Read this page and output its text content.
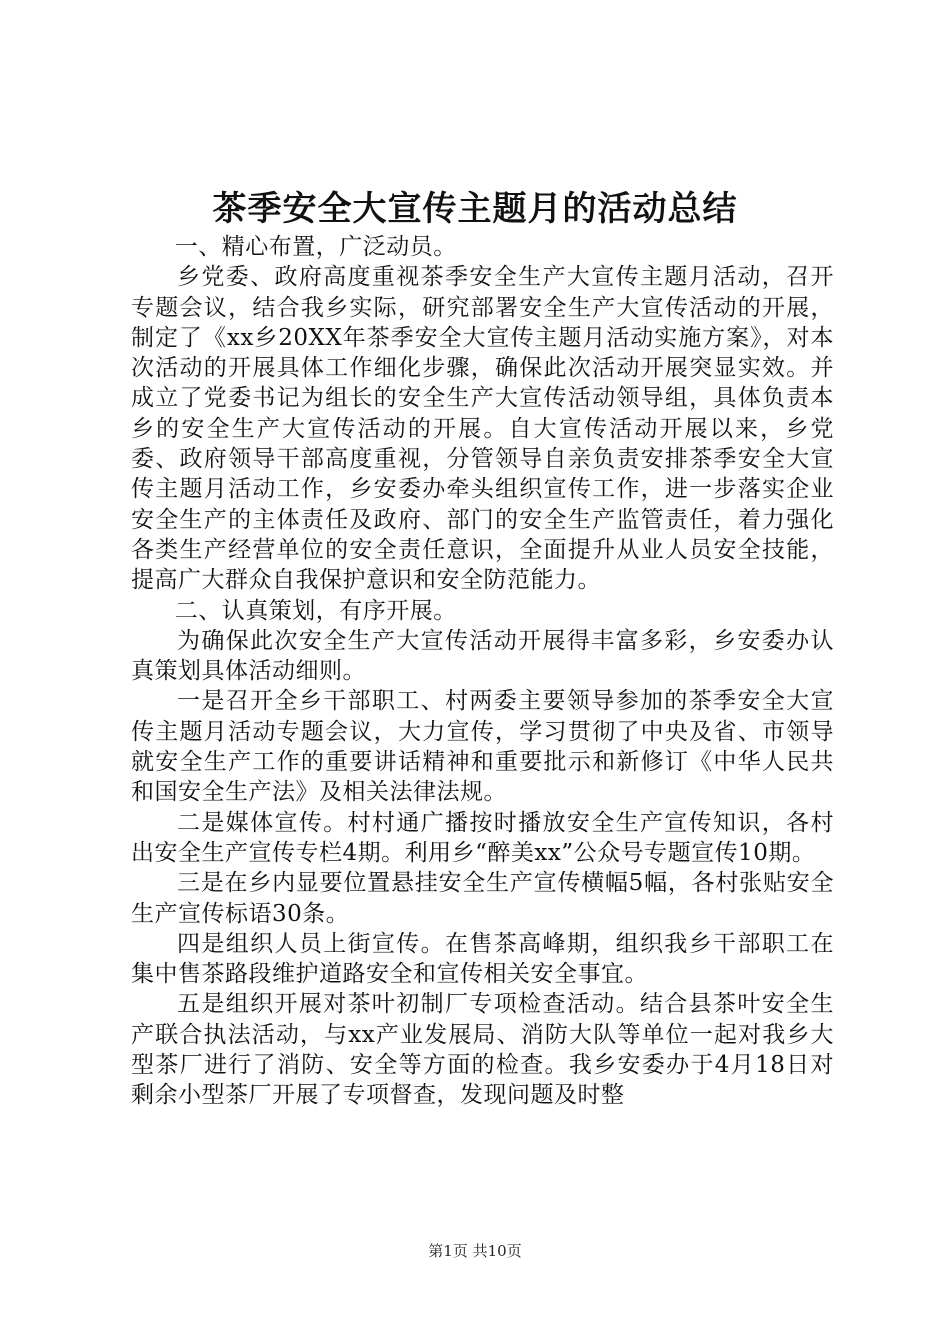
茶季安全大宣传主题月的活动总结

一、精心布置，广泛动员。

乡党委、政府高度重视茶季安全生产大宣传主题月活动，召开专题会议，结合我乡实际，研究部署安全生产大宣传活动的开展，制定了《xx乡20XX年茶季安全大宣传主题月活动实施方案》，对本次活动的开展具体工作细化步骤，确保此次活动开展突显实效。并成立了党委书记为组长的安全生产大宣传活动领导组，具体负责本乡的安全生产大宣传活动的开展。自大宣传活动开展以来，乡党委、政府领导干部高度重视，分管领导自亲负责安排茶季安全大宣传主题月活动工作，乡安委办牵头组织宣传工作，进一步落实企业安全生产的主体责任及政府、部门的安全生产监管责任，着力强化各类生产经营单位的安全责任意识，全面提升从业人员安全技能，提高广大群众自我保护意识和安全防范能力。

二、认真策划，有序开展。

为确保此次安全生产大宣传活动开展得丰富多彩，乡安委办认真策划具体活动细则。

一是召开全乡干部职工、村两委主要领导参加的茶季安全大宣传主题月活动专题会议，大力宣传，学习贯彻了中央及省、市领导就安全生产工作的重要讲话精神和重要批示和新修订《中华人民共和国安全生产法》及相关法律法规。

二是媒体宣传。村村通广播按时播放安全生产宣传知识，各村出安全生产宣传专栏4期。利用乡“醉美xx”公众号专题宣传10期。

三是在乡内显要位置悬挂安全生产宣传横幅5幅，各村张贴安全生产宣传标语30条。

四是组织人员上街宣传。在售茶高峰期，组织我乡干部职工在集中售茶路段维护道路安全和宣传相关安全事宜。

五是组织开展对茶叶初制厂专项检查活动。结合县茶叶安全生产联合执法活动，与xx产业发展局、消防大队等单位一起对我乡大型茶厂进行了消防、安全等方面的检查。我乡安委办于4月18日对剩余小型茶厂开展了专项督查，发现问题及时整

第1页 共10页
========
* TASK OBJECTIVE *
Leave images out of the retyped records; keep all else exact.

* EXPECTED ANSWER *
Read this page and output its text content.
茶季安全大宣传主题月的活动总结

一、精心布置，广泛动员。

乡党委、政府高度重视茶季安全生产大宣传主题月活动，召开专题会议，结合我乡实际，研究部署安全生产大宣传活动的开展，制定了《xx乡20XX年茶季安全大宣传主题月活动实施方案》，对本次活动的开展具体工作细化步骤，确保此次活动开展突显实效。并成立了党委书记为组长的安全生产大宣传活动领导组，具体负责本乡的安全生产大宣传活动的开展。自大宣传活动开展以来，乡党委、政府领导干部高度重视，分管领导自亲负责安排茶季安全大宣传主题月活动工作，乡安委办牵头组织宣传工作，进一步落实企业安全生产的主体责任及政府、部门的安全生产监管责任，着力强化各类生产经营单位的安全责任意识，全面提升从业人员安全技能，提高广大群众自我保护意识和安全防范能力。

二、认真策划，有序开展。

为确保此次安全生产大宣传活动开展得丰富多彩，乡安委办认真策划具体活动细则。

一是召开全乡干部职工、村两委主要领导参加的茶季安全大宣传主题月活动专题会议，大力宣传，学习贯彻了中央及省、市领导就安全生产工作的重要讲话精神和重要批示和新修订《中华人民共和国安全生产法》及相关法律法规。

二是媒体宣传。村村通广播按时播放安全生产宣传知识，各村出安全生产宣传专栏4期。利用乡“醉美xx”公众号专题宣传10期。

三是在乡内显要位置悬挂安全生产宣传横幅5幅，各村张贴安全生产宣传标语30条。

四是组织人员上街宣传。在售茶高峰期，组织我乡干部职工在集中售茶路段维护道路安全和宣传相关安全事宜。

五是组织开展对茶叶初制厂专项检查活动。结合县茶叶安全生产联合执法活动，与xx产业发展局、消防大队等单位一起对我乡大型茶厂进行了消防、安全等方面的检查。我乡安委办于4月18日对剩余小型茶厂开展了专项督查，发现问题及时整

第1页 共10页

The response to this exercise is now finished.